▶ [EXERCISE REQUIREMENTS]
Scan the listing that follows and report how many lines contain "าไปช". Write the number alone.

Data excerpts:
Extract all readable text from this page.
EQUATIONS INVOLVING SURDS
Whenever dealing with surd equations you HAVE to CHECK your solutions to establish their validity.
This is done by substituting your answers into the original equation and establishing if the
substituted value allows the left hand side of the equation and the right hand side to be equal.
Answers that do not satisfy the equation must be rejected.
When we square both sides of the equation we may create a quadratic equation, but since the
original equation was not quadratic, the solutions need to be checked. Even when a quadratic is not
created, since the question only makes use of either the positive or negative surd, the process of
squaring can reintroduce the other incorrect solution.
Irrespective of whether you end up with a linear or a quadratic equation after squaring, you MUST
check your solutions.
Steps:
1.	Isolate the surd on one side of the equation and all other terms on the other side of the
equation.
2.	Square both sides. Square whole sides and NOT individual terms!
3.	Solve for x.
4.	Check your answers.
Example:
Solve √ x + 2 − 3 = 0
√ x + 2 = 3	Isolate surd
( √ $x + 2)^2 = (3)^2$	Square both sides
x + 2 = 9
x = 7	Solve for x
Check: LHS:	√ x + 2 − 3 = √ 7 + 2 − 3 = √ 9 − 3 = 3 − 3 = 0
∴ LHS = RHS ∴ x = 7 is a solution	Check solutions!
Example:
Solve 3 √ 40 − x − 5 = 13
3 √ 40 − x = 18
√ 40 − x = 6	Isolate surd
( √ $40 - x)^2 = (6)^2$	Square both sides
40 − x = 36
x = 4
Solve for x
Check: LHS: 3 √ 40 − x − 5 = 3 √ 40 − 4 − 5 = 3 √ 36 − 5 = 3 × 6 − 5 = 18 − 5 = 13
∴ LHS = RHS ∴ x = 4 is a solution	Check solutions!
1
...
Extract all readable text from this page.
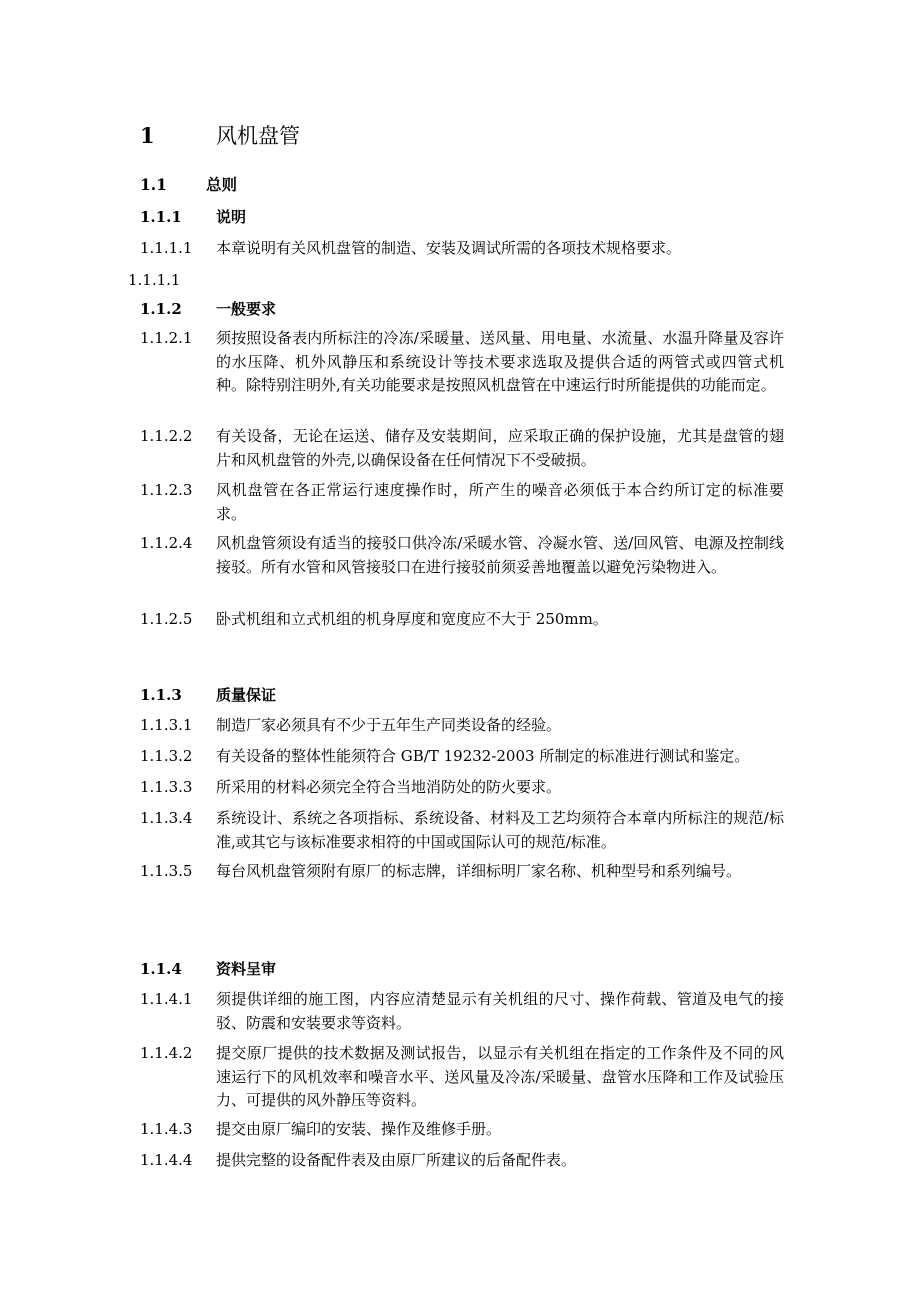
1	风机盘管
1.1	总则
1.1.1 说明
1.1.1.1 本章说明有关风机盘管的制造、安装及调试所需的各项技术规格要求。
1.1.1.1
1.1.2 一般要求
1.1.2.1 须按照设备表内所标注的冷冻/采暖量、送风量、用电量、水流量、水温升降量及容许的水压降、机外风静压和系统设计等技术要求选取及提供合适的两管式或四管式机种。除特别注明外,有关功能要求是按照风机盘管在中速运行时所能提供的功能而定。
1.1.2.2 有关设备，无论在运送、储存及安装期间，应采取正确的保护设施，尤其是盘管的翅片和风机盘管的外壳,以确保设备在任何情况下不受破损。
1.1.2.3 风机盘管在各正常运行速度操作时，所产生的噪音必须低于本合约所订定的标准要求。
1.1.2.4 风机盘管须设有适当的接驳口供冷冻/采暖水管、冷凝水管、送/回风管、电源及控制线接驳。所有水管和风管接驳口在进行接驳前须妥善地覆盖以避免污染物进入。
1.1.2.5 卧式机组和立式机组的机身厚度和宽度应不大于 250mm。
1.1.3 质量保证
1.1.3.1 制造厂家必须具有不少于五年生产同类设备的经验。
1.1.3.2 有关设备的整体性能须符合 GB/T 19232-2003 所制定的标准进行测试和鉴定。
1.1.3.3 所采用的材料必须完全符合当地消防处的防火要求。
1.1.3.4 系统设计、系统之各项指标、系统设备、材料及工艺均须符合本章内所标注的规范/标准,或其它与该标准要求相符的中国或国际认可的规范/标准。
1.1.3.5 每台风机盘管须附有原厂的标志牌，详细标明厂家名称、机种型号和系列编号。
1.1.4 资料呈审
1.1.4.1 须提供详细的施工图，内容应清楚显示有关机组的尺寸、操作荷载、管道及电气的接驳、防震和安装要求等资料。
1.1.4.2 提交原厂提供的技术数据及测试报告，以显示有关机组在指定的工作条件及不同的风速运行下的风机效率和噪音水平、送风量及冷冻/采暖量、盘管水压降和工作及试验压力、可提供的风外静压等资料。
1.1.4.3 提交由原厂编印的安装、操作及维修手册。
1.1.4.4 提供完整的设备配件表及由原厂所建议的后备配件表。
---
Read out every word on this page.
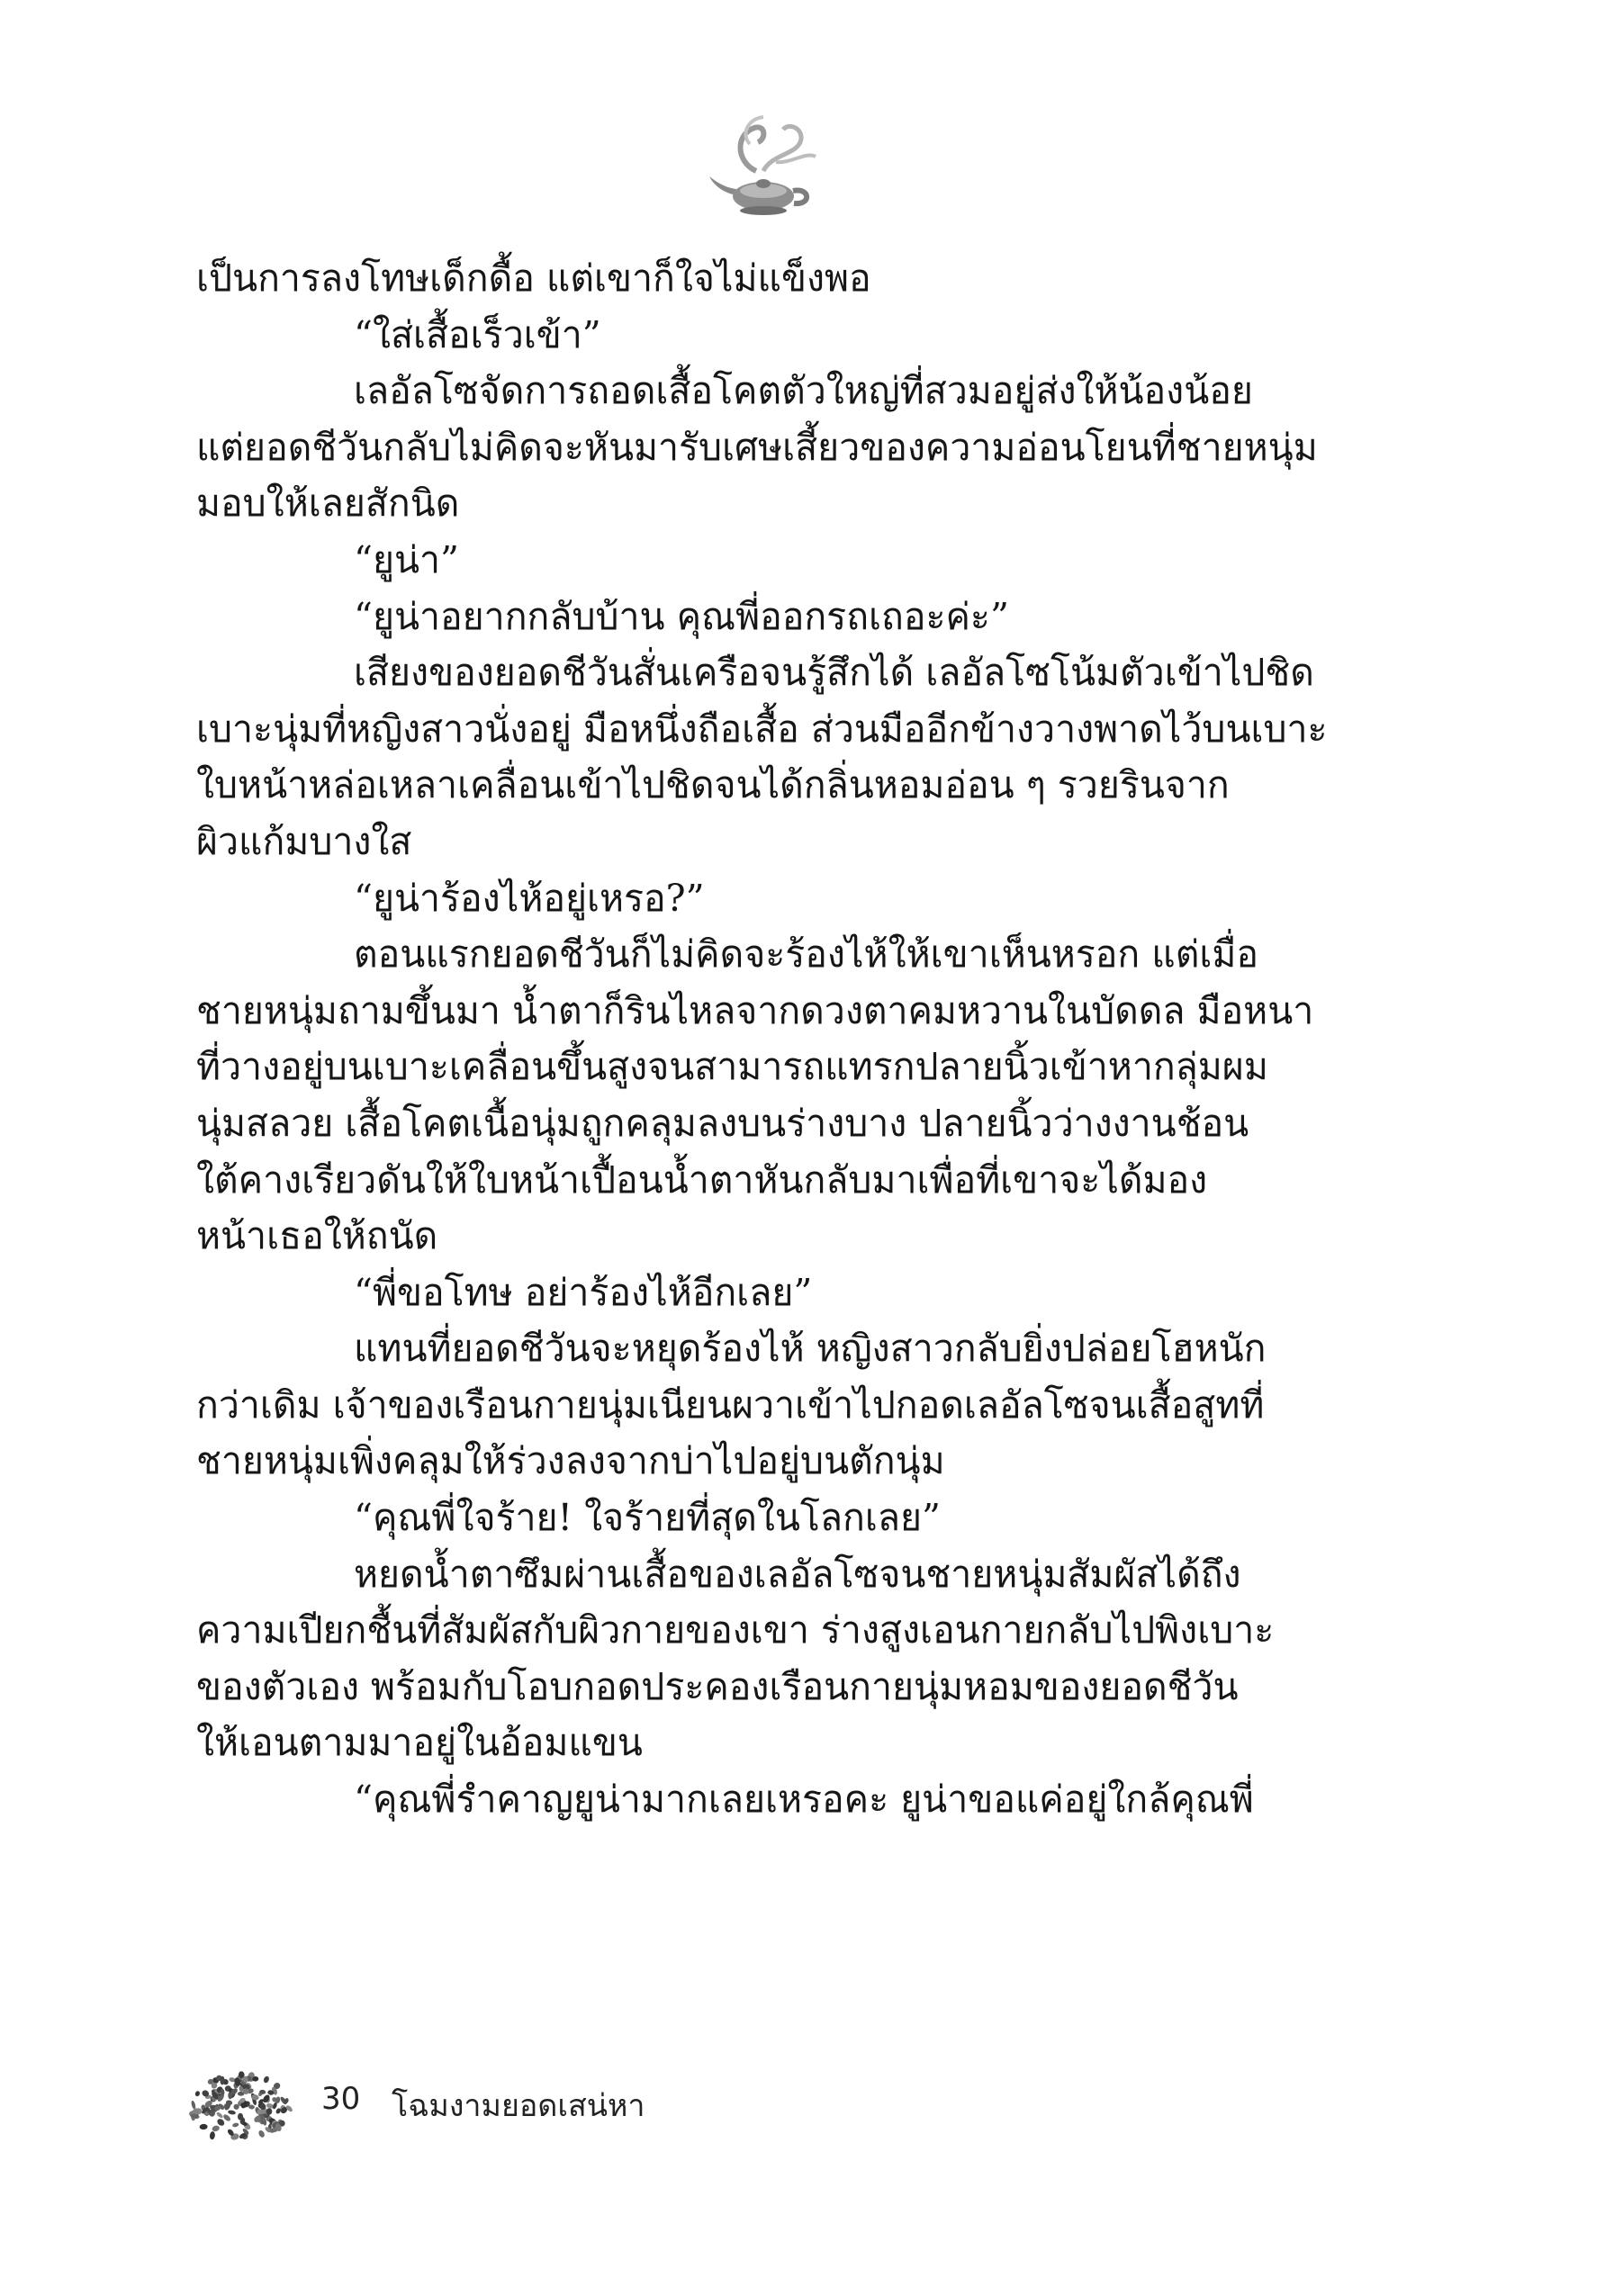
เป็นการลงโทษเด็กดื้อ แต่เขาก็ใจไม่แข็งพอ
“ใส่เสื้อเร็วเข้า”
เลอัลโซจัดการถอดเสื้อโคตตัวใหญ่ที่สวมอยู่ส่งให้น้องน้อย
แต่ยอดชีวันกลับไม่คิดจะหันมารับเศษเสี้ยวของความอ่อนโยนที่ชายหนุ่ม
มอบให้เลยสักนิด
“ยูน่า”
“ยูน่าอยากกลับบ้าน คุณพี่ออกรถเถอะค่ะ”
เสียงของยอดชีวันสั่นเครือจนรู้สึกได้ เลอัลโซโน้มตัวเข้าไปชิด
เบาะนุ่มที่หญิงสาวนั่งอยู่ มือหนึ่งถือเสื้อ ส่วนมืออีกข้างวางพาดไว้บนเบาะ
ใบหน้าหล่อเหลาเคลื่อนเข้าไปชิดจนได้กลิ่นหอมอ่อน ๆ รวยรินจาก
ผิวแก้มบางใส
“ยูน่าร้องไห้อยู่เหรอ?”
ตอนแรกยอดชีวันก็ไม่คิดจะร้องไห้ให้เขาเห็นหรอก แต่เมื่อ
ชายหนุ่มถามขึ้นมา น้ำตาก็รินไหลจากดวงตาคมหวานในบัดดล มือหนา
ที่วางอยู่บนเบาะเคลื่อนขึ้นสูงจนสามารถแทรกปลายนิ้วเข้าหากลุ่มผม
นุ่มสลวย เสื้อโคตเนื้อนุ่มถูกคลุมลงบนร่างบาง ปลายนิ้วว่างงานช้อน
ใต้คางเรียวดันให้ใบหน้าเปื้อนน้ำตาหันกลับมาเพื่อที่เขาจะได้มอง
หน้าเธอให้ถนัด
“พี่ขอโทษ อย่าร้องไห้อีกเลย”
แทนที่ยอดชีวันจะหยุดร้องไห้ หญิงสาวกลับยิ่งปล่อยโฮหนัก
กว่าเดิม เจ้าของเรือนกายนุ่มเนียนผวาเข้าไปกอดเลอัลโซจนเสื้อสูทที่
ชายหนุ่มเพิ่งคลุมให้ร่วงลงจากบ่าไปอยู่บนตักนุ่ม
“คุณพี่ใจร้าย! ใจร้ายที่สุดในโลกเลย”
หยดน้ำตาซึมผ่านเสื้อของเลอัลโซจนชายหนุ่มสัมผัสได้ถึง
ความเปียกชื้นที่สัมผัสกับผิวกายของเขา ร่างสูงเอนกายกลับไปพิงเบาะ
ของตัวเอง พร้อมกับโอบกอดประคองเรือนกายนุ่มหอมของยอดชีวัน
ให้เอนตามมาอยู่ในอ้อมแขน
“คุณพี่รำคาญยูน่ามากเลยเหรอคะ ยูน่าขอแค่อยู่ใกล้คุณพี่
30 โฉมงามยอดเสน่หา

▶ [THE RESULT]
2